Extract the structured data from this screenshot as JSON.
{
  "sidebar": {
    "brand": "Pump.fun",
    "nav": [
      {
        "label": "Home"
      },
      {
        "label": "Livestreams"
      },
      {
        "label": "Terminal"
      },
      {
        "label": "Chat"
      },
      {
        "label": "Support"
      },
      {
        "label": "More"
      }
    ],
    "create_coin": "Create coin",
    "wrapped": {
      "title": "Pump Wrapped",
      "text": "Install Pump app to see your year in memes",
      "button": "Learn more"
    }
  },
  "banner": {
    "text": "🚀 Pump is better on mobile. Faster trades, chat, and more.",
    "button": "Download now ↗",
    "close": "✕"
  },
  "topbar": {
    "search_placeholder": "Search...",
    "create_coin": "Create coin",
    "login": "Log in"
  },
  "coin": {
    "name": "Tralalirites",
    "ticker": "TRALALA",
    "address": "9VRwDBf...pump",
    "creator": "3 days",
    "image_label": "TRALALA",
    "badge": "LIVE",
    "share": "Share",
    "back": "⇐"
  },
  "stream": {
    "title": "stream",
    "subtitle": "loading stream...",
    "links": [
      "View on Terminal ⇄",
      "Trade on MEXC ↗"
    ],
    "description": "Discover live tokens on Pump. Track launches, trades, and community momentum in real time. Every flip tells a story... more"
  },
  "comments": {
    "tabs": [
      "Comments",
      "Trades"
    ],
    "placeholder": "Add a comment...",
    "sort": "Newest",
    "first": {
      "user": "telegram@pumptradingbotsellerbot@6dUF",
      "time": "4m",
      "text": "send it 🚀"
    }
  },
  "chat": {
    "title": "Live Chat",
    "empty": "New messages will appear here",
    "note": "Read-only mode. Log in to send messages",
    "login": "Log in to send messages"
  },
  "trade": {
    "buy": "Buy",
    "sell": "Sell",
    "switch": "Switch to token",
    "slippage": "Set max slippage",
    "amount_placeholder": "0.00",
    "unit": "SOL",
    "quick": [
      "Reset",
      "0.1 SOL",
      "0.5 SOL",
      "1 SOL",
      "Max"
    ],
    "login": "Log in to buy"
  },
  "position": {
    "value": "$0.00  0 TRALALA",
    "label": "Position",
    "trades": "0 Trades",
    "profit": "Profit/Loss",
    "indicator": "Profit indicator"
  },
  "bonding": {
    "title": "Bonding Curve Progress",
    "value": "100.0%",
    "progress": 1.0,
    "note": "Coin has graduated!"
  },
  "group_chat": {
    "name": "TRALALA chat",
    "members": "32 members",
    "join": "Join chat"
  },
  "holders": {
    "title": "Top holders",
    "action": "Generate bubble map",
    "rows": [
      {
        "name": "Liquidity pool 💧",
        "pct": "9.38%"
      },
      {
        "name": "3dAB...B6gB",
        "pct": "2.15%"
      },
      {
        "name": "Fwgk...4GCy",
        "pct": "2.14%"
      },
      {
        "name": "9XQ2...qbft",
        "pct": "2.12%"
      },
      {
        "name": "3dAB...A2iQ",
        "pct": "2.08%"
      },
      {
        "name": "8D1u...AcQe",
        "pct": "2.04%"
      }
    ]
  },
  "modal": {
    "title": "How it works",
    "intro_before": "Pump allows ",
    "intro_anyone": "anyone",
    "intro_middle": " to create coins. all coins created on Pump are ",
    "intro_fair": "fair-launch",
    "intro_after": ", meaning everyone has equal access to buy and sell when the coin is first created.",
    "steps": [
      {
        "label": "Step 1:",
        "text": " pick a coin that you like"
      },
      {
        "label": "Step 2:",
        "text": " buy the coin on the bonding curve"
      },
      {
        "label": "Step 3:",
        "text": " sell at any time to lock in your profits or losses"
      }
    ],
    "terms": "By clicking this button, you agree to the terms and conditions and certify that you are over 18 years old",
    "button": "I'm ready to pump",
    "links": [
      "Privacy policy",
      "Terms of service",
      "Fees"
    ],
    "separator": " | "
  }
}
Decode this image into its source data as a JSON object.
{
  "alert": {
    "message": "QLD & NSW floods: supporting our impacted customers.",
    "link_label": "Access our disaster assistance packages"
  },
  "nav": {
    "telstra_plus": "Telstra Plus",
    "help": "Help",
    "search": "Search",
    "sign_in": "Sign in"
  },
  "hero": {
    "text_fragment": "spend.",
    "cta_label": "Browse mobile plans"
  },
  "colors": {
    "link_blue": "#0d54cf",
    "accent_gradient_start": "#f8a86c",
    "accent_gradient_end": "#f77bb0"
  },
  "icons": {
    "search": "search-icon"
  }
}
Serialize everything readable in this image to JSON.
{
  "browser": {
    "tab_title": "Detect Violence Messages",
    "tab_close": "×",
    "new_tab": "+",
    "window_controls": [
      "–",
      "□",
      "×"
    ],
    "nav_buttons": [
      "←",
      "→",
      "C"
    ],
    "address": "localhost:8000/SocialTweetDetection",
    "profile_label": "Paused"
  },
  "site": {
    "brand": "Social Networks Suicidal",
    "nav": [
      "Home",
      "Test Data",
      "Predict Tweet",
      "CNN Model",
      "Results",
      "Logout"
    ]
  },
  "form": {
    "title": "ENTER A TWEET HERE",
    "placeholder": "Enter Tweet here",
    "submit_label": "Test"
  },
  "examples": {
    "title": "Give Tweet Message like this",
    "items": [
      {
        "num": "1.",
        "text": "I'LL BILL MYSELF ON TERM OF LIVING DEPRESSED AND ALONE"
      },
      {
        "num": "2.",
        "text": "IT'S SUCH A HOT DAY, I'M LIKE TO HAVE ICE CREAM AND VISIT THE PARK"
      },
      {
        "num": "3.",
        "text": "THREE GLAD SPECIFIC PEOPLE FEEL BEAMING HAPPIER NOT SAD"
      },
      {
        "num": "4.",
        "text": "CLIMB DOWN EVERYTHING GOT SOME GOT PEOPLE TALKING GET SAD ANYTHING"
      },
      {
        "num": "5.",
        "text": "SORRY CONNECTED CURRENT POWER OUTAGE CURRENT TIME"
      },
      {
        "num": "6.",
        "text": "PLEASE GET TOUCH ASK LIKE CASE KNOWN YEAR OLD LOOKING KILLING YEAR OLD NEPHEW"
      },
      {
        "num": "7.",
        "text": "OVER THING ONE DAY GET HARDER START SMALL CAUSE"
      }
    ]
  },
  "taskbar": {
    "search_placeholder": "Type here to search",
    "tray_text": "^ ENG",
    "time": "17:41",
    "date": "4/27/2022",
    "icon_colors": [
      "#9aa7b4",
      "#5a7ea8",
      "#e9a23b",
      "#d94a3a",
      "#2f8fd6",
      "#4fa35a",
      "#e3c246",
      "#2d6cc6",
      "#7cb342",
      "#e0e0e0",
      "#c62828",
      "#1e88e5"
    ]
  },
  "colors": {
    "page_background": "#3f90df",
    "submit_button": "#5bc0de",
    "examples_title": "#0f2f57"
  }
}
########
Repeat every line of the material exactly as given.

Extract the structured data from this screenshot as JSON.
{
  "sidebar": {
    "brand": "Pump.fun",
    "nav": [
      {
        "label": "Home"
      },
      {
        "label": "Livestreams"
      },
      {
        "label": "Terminal"
      },
      {
        "label": "Chat"
      },
      {
        "label": "Support"
      },
      {
        "label": "More"
      }
    ],
    "create_coin": "Create coin",
    "wrapped": {
      "title": "Pump Wrapped",
      "text": "Install Pump app to see your year in memes",
      "button": "Learn more"
    }
  },
  "banner": {
    "text": "🚀 Pump is better on mobile. Faster trades, chat, and more.",
    "button": "Download now ↗",
    "close": "✕"
  },
  "topbar": {
    "search_placeholder": "Search...",
    "create_coin": "Create coin",
    "login": "Log in"
  },
  "coin": {
    "name": "Tralalirites",
    "ticker": "TRALALA",
    "address": "9VRwDBf...pump",
    "creator": "3 days",
    "image_label": "TRALALA",
    "badge": "LIVE",
    "share": "Share",
    "back": "⇐"
  },
  "stream": {
    "title": "stream",
    "subtitle": "loading stream...",
    "links": [
      "View on Terminal ⇄",
      "Trade on MEXC ↗"
    ],
    "description": "Discover live tokens on Pump. Track launches, trades, and community momentum in real time. Every flip tells a story... more"
  },
  "comments": {
    "tabs": [
      "Comments",
      "Trades"
    ],
    "placeholder": "Add a comment...",
    "sort": "Newest",
    "first": {
      "user": "telegram@pumptradingbotsellerbot@6dUF",
      "time": "4m",
      "text": "send it 🚀"
    }
  },
  "chat": {
    "title": "Live Chat",
    "empty": "New messages will appear here",
    "note": "Read-only mode. Log in to send messages",
    "login": "Log in to send messages"
  },
  "trade": {
    "buy": "Buy",
    "sell": "Sell",
    "switch": "Switch to token",
    "slippage": "Set max slippage",
    "amount_placeholder": "0.00",
    "unit": "SOL",
    "quick": [
      "Reset",
      "0.1 SOL",
      "0.5 SOL",
      "1 SOL",
      "Max"
    ],
    "login": "Log in to buy"
  },
  "position": {
    "value": "$0.00  0 TRALALA",
    "label": "Position",
    "trades": "0 Trades",
    "profit": "Profit/Loss",
    "indicator": "Profit indicator"
  },
  "bonding": {
    "title": "Bonding Curve Progress",
    "value": "100.0%",
    "progress": 1.0,
    "note": "Coin has graduated!"
  },
  "group_chat": {
    "name": "TRALALA chat",
    "members": "32 members",
    "join": "Join chat"
  },
  "holders": {
    "title": "Top holders",
    "action": "Generate bubble map",
    "rows": [
      {
        "name": "Liquidity pool 💧",
        "pct": "9.38%"
      },
      {
        "name": "3dAB...B6gB",
        "pct": "2.15%"
      },
      {
        "name": "Fwgk...4GCy",
        "pct": "2.14%"
      },
      {
        "name": "9XQ2...qbft",
        "pct": "2.12%"
      },
      {
        "name": "3dAB...A2iQ",
        "pct": "2.08%"
      },
      {
        "name": "8D1u...AcQe",
        "pct": "2.04%"
      }
    ]
  },
  "modal": {
    "title": "How it works",
    "intro_before": "Pump allows ",
    "intro_anyone": "anyone",
    "intro_middle": " to create coins. all coins created on Pump are ",
    "intro_fair": "fair-launch",
    "intro_after": ", meaning everyone has equal access to buy and sell when the coin is first created.",
    "steps": [
      {
        "label": "Step 1:",
        "text": " pick a coin that you like"
      },
      {
        "label": "Step 2:",
        "text": " buy the coin on the bonding curve"
      },
      {
        "label": "Step 3:",
        "text": " sell at any time to lock in your profits or losses"
      }
    ],
    "terms": "By clicking this button, you agree to the terms and conditions and certify that you are over 18 years old",
    "button": "I'm ready to pump",
    "links": [
      "Privacy policy",
      "Terms of service",
      "Fees"
    ],
    "separator": " | "
  }
}
Decode this image into its source data as a JSON object.
{
  "alert": {
    "message": "QLD & NSW floods: supporting our impacted customers.",
    "link_label": "Access our disaster assistance packages"
  },
  "nav": {
    "telstra_plus": "Telstra Plus",
    "help": "Help",
    "search": "Search",
    "sign_in": "Sign in"
  },
  "hero": {
    "text_fragment": "spend.",
    "cta_label": "Browse mobile plans"
  },
  "colors": {
    "link_blue": "#0d54cf",
    "accent_gradient_start": "#f8a86c",
    "accent_gradient_end": "#f77bb0"
  },
  "icons": {
    "search": "search-icon"
  }
}
Serialize everything readable in this image to JSON.
{
  "browser": {
    "tab_title": "Detect Violence Messages",
    "tab_close": "×",
    "new_tab": "+",
    "window_controls": [
      "–",
      "□",
      "×"
    ],
    "nav_buttons": [
      "←",
      "→",
      "C"
    ],
    "address": "localhost:8000/SocialTweetDetection",
    "profile_label": "Paused"
  },
  "site": {
    "brand": "Social Networks Suicidal",
    "nav": [
      "Home",
      "Test Data",
      "Predict Tweet",
      "CNN Model",
      "Results",
      "Logout"
    ]
  },
  "form": {
    "title": "ENTER A TWEET HERE",
    "placeholder": "Enter Tweet here",
    "submit_label": "Test"
  },
  "examples": {
    "title": "Give Tweet Message like this",
    "items": [
      {
        "num": "1.",
        "text": "I'LL BILL MYSELF ON TERM OF LIVING DEPRESSED AND ALONE"
      },
      {
        "num": "2.",
        "text": "IT'S SUCH A HOT DAY, I'M LIKE TO HAVE ICE CREAM AND VISIT THE PARK"
      },
      {
        "num": "3.",
        "text": "THREE GLAD SPECIFIC PEOPLE FEEL BEAMING HAPPIER NOT SAD"
      },
      {
        "num": "4.",
        "text": "CLIMB DOWN EVERYTHING GOT SOME GOT PEOPLE TALKING GET SAD ANYTHING"
      },
      {
        "num": "5.",
        "text": "SORRY CONNECTED CURRENT POWER OUTAGE CURRENT TIME"
      },
      {
        "num": "6.",
        "text": "PLEASE GET TOUCH ASK LIKE CASE KNOWN YEAR OLD LOOKING KILLING YEAR OLD NEPHEW"
      },
      {
        "num": "7.",
        "text": "OVER THING ONE DAY GET HARDER START SMALL CAUSE"
      }
    ]
  },
  "taskbar": {
    "search_placeholder": "Type here to search",
    "tray_text": "^ ENG",
    "time": "17:41",
    "date": "4/27/2022",
    "icon_colors": [
      "#9aa7b4",
      "#5a7ea8",
      "#e9a23b",
      "#d94a3a",
      "#2f8fd6",
      "#4fa35a",
      "#e3c246",
      "#2d6cc6",
      "#7cb342",
      "#e0e0e0",
      "#c62828",
      "#1e88e5"
    ]
  },
  "colors": {
    "page_background": "#3f90df",
    "submit_button": "#5bc0de",
    "examples_title": "#0f2f57"
  }
}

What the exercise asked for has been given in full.